■ SHORT PROBLEM:
Turn every line of the rows below into a Markdown table, with a column named Index for the line number and a column named Entry for the line itself. Skip the blank lines and leave the pictures out.

>> begin DATASET RECORDS

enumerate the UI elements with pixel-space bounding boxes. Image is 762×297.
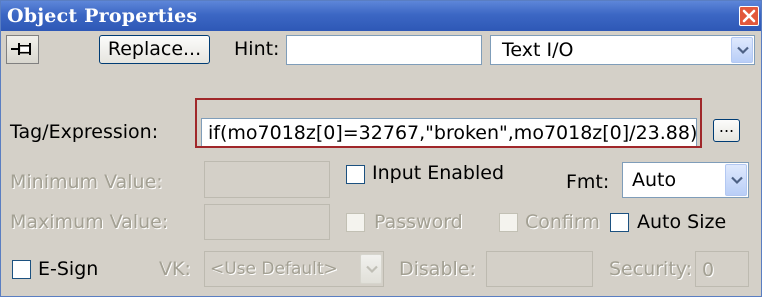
object-type-value: Text I/O: [502, 39, 574, 61]
security-value: 0: [702, 259, 715, 281]
browse-expression-button[interactable]: ...: [713, 119, 740, 142]
object-type-select[interactable]: Text I/O: [490, 35, 755, 65]
replace-button[interactable]: Replace...: [99, 35, 210, 64]
fmt-value: Auto: [632, 169, 677, 191]
security-input[interactable]: 0: [695, 251, 749, 287]
object-type-dropdown-button[interactable]: [731, 37, 753, 63]
hint-input[interactable]: [286, 35, 482, 65]
confirm-label: Confirm: [525, 211, 600, 233]
maximum-value-input[interactable]: [204, 204, 330, 240]
password-checkbox[interactable]: [346, 213, 365, 232]
vk-select[interactable]: <Use Default>: [204, 251, 384, 287]
minimum-value-input[interactable]: [204, 161, 330, 198]
password-label: Password: [374, 211, 463, 233]
e-sign-label: E-Sign: [38, 258, 99, 280]
browse-expression-label: ...: [718, 117, 735, 136]
vk-value: <Use Default>: [210, 259, 338, 279]
confirm-checkbox[interactable]: [499, 213, 518, 232]
security-label: Security:: [609, 258, 693, 280]
fmt-dropdown-button[interactable]: [725, 164, 747, 196]
maximum-value-label: Maximum Value:: [10, 211, 169, 233]
input-enabled-checkbox[interactable]: [346, 165, 365, 184]
vk-dropdown-button[interactable]: [360, 254, 382, 284]
highlight-box: [195, 98, 702, 148]
window-title: Object Properties: [7, 5, 198, 27]
minimum-value-label: Minimum Value:: [10, 171, 163, 193]
close-button[interactable]: [739, 6, 759, 26]
replace-button-label: Replace...: [107, 38, 202, 60]
input-enabled-label: Input Enabled: [372, 162, 505, 184]
chevron-down-icon: [731, 176, 743, 185]
title-bar[interactable]: Object Properties: [1, 1, 761, 31]
fmt-label: Fmt:: [566, 171, 610, 193]
object-properties-window: Object Properties Replace... Hint: Text …: [0, 0, 762, 297]
fmt-select[interactable]: Auto: [622, 162, 749, 198]
chevron-down-icon: [366, 265, 378, 274]
chevron-down-icon: [737, 46, 749, 55]
pin-button[interactable]: [6, 35, 39, 64]
vk-label: VK:: [159, 258, 191, 280]
tag-expression-label: Tag/Expression:: [10, 121, 159, 143]
close-icon: [742, 9, 756, 23]
auto-size-checkbox[interactable]: [610, 213, 629, 232]
disable-label: Disable:: [399, 258, 476, 280]
auto-size-label: Auto Size: [637, 211, 727, 233]
hint-label: Hint:: [234, 38, 280, 60]
pushpin-icon: [10, 43, 31, 55]
e-sign-checkbox[interactable]: [12, 260, 31, 279]
disable-input[interactable]: [486, 251, 593, 287]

>> end DATASET RECORDS

■ COMPLETED TASK:
| Index | Entry |
|---|---|
| 1 | enumerate the UI elements with pixel-space bounding boxes. Image is 762×297. |
| 2 | object-type-value: Text I/O: [502, 39, 574, 61] |
| 3 | security-value: 0: [702, 259, 715, 281] |
| 4 | browse-expression-button[interactable]: ...: [713, 119, 740, 142] |
| 5 | object-type-select[interactable]: Text I/O: [490, 35, 755, 65] |
| 6 | replace-button[interactable]: Replace...: [99, 35, 210, 64] |
| 7 | fmt-value: Auto: [632, 169, 677, 191] |
| 8 | security-input[interactable]: 0: [695, 251, 749, 287] |
| 9 | object-type-dropdown-button[interactable]: [731, 37, 753, 63] |
| 10 | hint-input[interactable]: [286, 35, 482, 65] |
| 11 | confirm-label: Confirm: [525, 211, 600, 233] |
| 12 | maximum-value-input[interactable]: [204, 204, 330, 240] |
| 13 | password-checkbox[interactable]: [346, 213, 365, 232] |
| 14 | vk-select[interactable]: <Use Default>: [204, 251, 384, 287] |
| 15 | minimum-value-input[interactable]: [204, 161, 330, 198] |
| 16 | password-label: Password: [374, 211, 463, 233] |
| 17 | e-sign-label: E-Sign: [38, 258, 99, 280] |
| 18 | browse-expression-label: ...: [718, 117, 735, 136] |
| 19 | vk-value: <Use Default>: [210, 259, 338, 279] |
| 20 | confirm-checkbox[interactable]: [499, 213, 518, 232] |
| 21 | security-label: Security:: [609, 258, 693, 280] |
| 22 | fmt-dropdown-button[interactable]: [725, 164, 747, 196] |
| 23 | maximum-value-label: Maximum Value:: [10, 211, 169, 233] |
| 24 | input-enabled-checkbox[interactable]: [346, 165, 365, 184] |
| 25 | vk-dropdown-button[interactable]: [360, 254, 382, 284] |
| 26 | highlight-box: [195, 98, 702, 148] |
| 27 | window-title: Object Properties: [7, 5, 198, 27] |
| 28 | minimum-value-label: Minimum Value:: [10, 171, 163, 193] |
| 29 | close-button[interactable]: [739, 6, 759, 26] |
| 30 | replace-button-label: Replace...: [107, 38, 202, 60] |
| 31 | input-enabled-label: Input Enabled: [372, 162, 505, 184] |
| 32 | chevron-down-icon: [731, 176, 743, 185] |
| 33 | title-bar[interactable]: Object Properties: [1, 1, 761, 31] |
| 34 | fmt-label: Fmt:: [566, 171, 610, 193] |
| 35 | object-properties-window: Object Properties Replace... Hint: Text …: [0, 0, 762, 297] |
| 36 | fmt-select[interactable]: Auto: [622, 162, 749, 198] |
| 37 | chevron-down-icon: [366, 265, 378, 274] |
| 38 | chevron-down-icon: [737, 46, 749, 55] |
| 39 | pin-button[interactable]: [6, 35, 39, 64] |
| 40 | vk-label: VK:: [159, 258, 191, 280] |
| 41 | tag-expression-label: Tag/Expression:: [10, 121, 159, 143] |
| 42 | close-icon: [742, 9, 756, 23] |
| 43 | auto-size-checkbox[interactable]: [610, 213, 629, 232] |
| 44 | disable-label: Disable:: [399, 258, 476, 280] |
| 45 | auto-size-label: Auto Size: [637, 211, 727, 233] |
| 46 | hint-label: Hint:: [234, 38, 280, 60] |
| 47 | pushpin-icon: [10, 43, 31, 55] |
| 48 | e-sign-checkbox[interactable]: [12, 260, 31, 279] |
| 49 | disable-input[interactable]: [486, 251, 593, 287] |